- **Description of the task**: Quote all of the entries word for word.

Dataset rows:
#####
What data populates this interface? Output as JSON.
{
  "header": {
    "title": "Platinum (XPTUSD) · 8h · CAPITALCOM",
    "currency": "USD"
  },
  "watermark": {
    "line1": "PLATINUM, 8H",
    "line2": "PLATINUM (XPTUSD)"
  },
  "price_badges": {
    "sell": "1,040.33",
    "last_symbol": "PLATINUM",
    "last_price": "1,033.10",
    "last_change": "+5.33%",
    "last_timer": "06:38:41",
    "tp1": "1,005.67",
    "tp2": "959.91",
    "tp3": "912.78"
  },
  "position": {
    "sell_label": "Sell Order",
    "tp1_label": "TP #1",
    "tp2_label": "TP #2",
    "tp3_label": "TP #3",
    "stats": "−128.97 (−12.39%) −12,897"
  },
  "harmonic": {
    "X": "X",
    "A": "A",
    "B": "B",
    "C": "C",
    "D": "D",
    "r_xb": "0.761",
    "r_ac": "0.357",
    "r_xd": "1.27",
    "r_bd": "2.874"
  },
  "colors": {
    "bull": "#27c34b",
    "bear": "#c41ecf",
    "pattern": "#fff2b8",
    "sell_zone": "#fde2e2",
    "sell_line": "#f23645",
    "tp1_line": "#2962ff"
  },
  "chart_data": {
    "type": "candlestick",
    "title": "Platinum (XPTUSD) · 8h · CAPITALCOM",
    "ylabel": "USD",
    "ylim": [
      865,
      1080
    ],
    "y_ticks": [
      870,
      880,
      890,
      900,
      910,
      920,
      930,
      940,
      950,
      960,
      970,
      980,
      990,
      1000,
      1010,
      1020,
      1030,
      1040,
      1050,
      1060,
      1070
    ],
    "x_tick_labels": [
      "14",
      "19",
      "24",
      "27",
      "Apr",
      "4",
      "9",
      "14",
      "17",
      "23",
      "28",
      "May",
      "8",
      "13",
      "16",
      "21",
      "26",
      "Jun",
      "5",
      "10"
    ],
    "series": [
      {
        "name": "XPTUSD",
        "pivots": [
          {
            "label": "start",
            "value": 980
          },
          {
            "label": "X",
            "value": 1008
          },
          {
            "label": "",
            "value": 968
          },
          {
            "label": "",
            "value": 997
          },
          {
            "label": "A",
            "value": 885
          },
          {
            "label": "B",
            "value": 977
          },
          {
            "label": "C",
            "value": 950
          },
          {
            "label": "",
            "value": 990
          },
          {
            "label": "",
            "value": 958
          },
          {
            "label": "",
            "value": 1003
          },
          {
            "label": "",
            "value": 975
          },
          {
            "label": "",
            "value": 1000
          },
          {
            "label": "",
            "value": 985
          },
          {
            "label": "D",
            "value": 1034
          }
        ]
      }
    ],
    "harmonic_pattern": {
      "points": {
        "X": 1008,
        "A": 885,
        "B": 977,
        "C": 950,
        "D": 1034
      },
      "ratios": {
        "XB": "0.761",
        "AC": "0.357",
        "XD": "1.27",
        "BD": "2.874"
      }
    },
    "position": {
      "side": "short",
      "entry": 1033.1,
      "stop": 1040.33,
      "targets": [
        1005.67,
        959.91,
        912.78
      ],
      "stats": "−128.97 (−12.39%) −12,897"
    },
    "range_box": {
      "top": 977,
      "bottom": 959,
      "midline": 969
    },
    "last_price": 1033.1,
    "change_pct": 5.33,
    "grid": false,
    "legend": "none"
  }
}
#####
- **In response**:
What data populates this interface? Output as JSON.
{
  "header": {
    "title": "Platinum (XPTUSD) · 8h · CAPITALCOM",
    "currency": "USD"
  },
  "watermark": {
    "line1": "PLATINUM, 8H",
    "line2": "PLATINUM (XPTUSD)"
  },
  "price_badges": {
    "sell": "1,040.33",
    "last_symbol": "PLATINUM",
    "last_price": "1,033.10",
    "last_change": "+5.33%",
    "last_timer": "06:38:41",
    "tp1": "1,005.67",
    "tp2": "959.91",
    "tp3": "912.78"
  },
  "position": {
    "sell_label": "Sell Order",
    "tp1_label": "TP #1",
    "tp2_label": "TP #2",
    "tp3_label": "TP #3",
    "stats": "−128.97 (−12.39%) −12,897"
  },
  "harmonic": {
    "X": "X",
    "A": "A",
    "B": "B",
    "C": "C",
    "D": "D",
    "r_xb": "0.761",
    "r_ac": "0.357",
    "r_xd": "1.27",
    "r_bd": "2.874"
  },
  "colors": {
    "bull": "#27c34b",
    "bear": "#c41ecf",
    "pattern": "#fff2b8",
    "sell_zone": "#fde2e2",
    "sell_line": "#f23645",
    "tp1_line": "#2962ff"
  },
  "chart_data": {
    "type": "candlestick",
    "title": "Platinum (XPTUSD) · 8h · CAPITALCOM",
    "ylabel": "USD",
    "ylim": [
      865,
      1080
    ],
    "y_ticks": [
      870,
      880,
      890,
      900,
      910,
      920,
      930,
      940,
      950,
      960,
      970,
      980,
      990,
      1000,
      1010,
      1020,
      1030,
      1040,
      1050,
      1060,
      1070
    ],
    "x_tick_labels": [
      "14",
      "19",
      "24",
      "27",
      "Apr",
      "4",
      "9",
      "14",
      "17",
      "23",
      "28",
      "May",
      "8",
      "13",
      "16",
      "21",
      "26",
      "Jun",
      "5",
      "10"
    ],
    "series": [
      {
        "name": "XPTUSD",
        "pivots": [
          {
            "label": "start",
            "value": 980
          },
          {
            "label": "X",
            "value": 1008
          },
          {
            "label": "",
            "value": 968
          },
          {
            "label": "",
            "value": 997
          },
          {
            "label": "A",
            "value": 885
          },
          {
            "label": "B",
            "value": 977
          },
          {
            "label": "C",
            "value": 950
          },
          {
            "label": "",
            "value": 990
          },
          {
            "label": "",
            "value": 958
          },
          {
            "label": "",
            "value": 1003
          },
          {
            "label": "",
            "value": 975
          },
          {
            "label": "",
            "value": 1000
          },
          {
            "label": "",
            "value": 985
          },
          {
            "label": "D",
            "value": 1034
          }
        ]
      }
    ],
    "harmonic_pattern": {
      "points": {
        "X": 1008,
        "A": 885,
        "B": 977,
        "C": 950,
        "D": 1034
      },
      "ratios": {
        "XB": "0.761",
        "AC": "0.357",
        "XD": "1.27",
        "BD": "2.874"
      }
    },
    "position": {
      "side": "short",
      "entry": 1033.1,
      "stop": 1040.33,
      "targets": [
        1005.67,
        959.91,
        912.78
      ],
      "stats": "−128.97 (−12.39%) −12,897"
    },
    "range_box": {
      "top": 977,
      "bottom": 959,
      "midline": 969
    },
    "last_price": 1033.1,
    "change_pct": 5.33,
    "grid": false,
    "legend": "none"
  }
}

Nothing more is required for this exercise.